→ What you are asked to do:
List every line in the items below that contains the string "radial", copying each one in full.
--- start of Provided data ---
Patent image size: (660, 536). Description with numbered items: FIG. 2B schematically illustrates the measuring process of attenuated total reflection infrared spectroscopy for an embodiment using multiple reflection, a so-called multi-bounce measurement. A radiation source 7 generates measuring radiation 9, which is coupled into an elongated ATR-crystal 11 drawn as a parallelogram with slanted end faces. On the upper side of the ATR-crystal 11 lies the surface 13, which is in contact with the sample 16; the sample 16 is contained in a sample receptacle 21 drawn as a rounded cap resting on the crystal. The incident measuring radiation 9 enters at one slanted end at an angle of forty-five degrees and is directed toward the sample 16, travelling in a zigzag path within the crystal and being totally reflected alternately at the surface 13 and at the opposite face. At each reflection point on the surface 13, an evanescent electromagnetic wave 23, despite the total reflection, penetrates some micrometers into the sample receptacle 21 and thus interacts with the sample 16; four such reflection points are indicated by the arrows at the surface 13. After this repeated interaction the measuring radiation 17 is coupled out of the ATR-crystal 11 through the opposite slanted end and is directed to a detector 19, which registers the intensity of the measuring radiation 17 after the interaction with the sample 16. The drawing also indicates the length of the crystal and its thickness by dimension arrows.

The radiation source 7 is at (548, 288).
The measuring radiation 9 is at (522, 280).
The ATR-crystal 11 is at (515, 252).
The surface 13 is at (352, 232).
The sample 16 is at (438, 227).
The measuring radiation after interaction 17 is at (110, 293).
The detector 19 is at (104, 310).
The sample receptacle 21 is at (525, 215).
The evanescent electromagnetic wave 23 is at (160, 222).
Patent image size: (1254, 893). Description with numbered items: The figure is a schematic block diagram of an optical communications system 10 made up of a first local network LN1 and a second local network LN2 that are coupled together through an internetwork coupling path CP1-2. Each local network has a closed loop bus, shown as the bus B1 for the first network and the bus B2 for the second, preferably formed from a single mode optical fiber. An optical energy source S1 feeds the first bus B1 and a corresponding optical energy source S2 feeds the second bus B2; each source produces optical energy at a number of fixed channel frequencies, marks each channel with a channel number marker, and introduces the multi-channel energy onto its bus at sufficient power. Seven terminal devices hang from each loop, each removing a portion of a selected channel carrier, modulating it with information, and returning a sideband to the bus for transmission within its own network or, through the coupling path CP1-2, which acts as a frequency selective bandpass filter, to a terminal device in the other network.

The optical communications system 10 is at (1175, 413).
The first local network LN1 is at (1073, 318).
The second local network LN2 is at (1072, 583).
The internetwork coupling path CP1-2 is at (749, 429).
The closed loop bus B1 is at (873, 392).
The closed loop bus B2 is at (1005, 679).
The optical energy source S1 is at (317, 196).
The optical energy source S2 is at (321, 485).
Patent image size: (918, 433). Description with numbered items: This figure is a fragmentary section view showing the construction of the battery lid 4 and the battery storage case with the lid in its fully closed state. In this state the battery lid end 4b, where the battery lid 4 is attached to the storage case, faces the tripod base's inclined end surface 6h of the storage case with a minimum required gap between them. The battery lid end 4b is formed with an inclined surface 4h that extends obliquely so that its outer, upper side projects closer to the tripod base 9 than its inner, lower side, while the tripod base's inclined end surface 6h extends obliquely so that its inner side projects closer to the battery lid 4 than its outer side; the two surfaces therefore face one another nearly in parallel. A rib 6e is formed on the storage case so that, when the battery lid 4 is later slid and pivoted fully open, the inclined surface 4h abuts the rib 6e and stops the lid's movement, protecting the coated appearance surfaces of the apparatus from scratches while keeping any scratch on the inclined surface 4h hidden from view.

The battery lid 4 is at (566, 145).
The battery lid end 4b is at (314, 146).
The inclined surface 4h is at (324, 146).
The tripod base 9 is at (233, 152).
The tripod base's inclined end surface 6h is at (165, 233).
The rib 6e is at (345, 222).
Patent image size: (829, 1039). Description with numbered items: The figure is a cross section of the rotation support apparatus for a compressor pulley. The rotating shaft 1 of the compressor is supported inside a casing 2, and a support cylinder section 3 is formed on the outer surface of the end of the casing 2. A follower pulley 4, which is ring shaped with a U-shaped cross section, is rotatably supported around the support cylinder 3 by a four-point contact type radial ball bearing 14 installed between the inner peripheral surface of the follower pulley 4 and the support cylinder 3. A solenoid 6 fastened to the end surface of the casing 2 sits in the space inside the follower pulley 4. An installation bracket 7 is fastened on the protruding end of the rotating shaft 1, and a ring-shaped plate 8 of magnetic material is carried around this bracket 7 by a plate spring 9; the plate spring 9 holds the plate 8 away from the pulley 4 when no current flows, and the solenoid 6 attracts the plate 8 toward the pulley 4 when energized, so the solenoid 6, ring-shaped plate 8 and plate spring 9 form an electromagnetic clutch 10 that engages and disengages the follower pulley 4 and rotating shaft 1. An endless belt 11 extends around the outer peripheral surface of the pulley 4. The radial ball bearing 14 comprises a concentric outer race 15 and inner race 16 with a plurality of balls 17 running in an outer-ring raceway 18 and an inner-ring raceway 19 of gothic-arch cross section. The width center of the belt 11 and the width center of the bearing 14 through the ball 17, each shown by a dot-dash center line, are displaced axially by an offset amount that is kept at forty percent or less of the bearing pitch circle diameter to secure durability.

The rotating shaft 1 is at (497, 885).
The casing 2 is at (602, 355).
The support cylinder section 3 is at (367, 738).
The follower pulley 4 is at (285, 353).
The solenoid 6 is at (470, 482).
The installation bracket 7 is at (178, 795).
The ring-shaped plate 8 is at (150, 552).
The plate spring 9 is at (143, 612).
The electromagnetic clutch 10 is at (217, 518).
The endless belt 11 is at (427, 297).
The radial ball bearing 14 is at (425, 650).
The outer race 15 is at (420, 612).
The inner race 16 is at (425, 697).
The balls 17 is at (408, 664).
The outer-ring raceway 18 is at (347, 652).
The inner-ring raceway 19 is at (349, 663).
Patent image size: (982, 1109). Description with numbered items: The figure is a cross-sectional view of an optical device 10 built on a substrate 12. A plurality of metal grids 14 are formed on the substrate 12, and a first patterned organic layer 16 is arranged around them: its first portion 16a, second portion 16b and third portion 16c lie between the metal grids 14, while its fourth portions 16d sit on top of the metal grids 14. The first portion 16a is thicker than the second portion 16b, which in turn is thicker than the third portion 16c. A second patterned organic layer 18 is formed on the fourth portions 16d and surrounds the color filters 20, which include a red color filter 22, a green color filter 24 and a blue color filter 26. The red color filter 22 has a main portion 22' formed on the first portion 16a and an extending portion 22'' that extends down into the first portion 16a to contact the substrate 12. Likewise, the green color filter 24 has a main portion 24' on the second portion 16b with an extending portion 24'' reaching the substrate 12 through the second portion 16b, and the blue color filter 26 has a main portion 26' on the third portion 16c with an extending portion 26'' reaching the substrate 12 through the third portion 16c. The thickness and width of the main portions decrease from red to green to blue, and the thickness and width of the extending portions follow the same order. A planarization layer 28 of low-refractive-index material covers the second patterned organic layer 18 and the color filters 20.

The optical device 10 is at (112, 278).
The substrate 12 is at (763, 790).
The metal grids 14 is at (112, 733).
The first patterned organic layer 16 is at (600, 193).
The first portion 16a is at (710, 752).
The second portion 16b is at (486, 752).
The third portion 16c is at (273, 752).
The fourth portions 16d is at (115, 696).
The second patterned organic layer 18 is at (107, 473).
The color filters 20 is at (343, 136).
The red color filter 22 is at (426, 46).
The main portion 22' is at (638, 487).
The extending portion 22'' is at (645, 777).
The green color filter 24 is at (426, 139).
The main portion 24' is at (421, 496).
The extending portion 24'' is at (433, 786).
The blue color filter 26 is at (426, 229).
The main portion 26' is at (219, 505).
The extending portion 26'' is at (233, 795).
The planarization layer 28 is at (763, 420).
--- end of Provided data ---
→ Written reply:
Patent image size: (829, 1039). Description with numbered items: The figure is a cross section of the rotation support apparatus for a compressor pulley. The rotating shaft 1 of the compressor is supported inside a casing 2, and a support cylinder section 3 is formed on the outer surface of the end of the casing 2. A follower pulley 4, which is ring shaped with a U-shaped cross section, is rotatably supported around the support cylinder 3 by a four-point contact type radial ball bearing 14 installed between the inner peripheral surface of the follower pulley 4 and the support cylinder 3. A solenoid 6 fastened to the end surface of the casing 2 sits in the space inside the follower pulley 4. An installation bracket 7 is fastened on the protruding end of the rotating shaft 1, and a ring-shaped plate 8 of magnetic material is carried around this bracket 7 by a plate spring 9; the plate spring 9 holds the plate 8 away from the pulley 4 when no current flows, and the solenoid 6 attracts the plate 8 toward the pulley 4 when energized, so the solenoid 6, ring-shaped plate 8 and plate spring 9 form an electromagnetic clutch 10 that engages and disengages the follower pulley 4 and rotating shaft 1. An endless belt 11 extends around the outer peripheral surface of the pulley 4. The radial ball bearing 14 comprises a concentric outer race 15 and inner race 16 with a plurality of balls 17 running in an outer-ring raceway 18 and an inner-ring raceway 19 of gothic-arch cross section. The width center of the belt 11 and the width center of the bearing 14 through the ball 17, each shown by a dot-dash center line, are displaced axially by an offset amount that is kept at forty percent or less of the bearing pitch circle diameter to secure durability.
The radial ball bearing 14 is at (425, 650).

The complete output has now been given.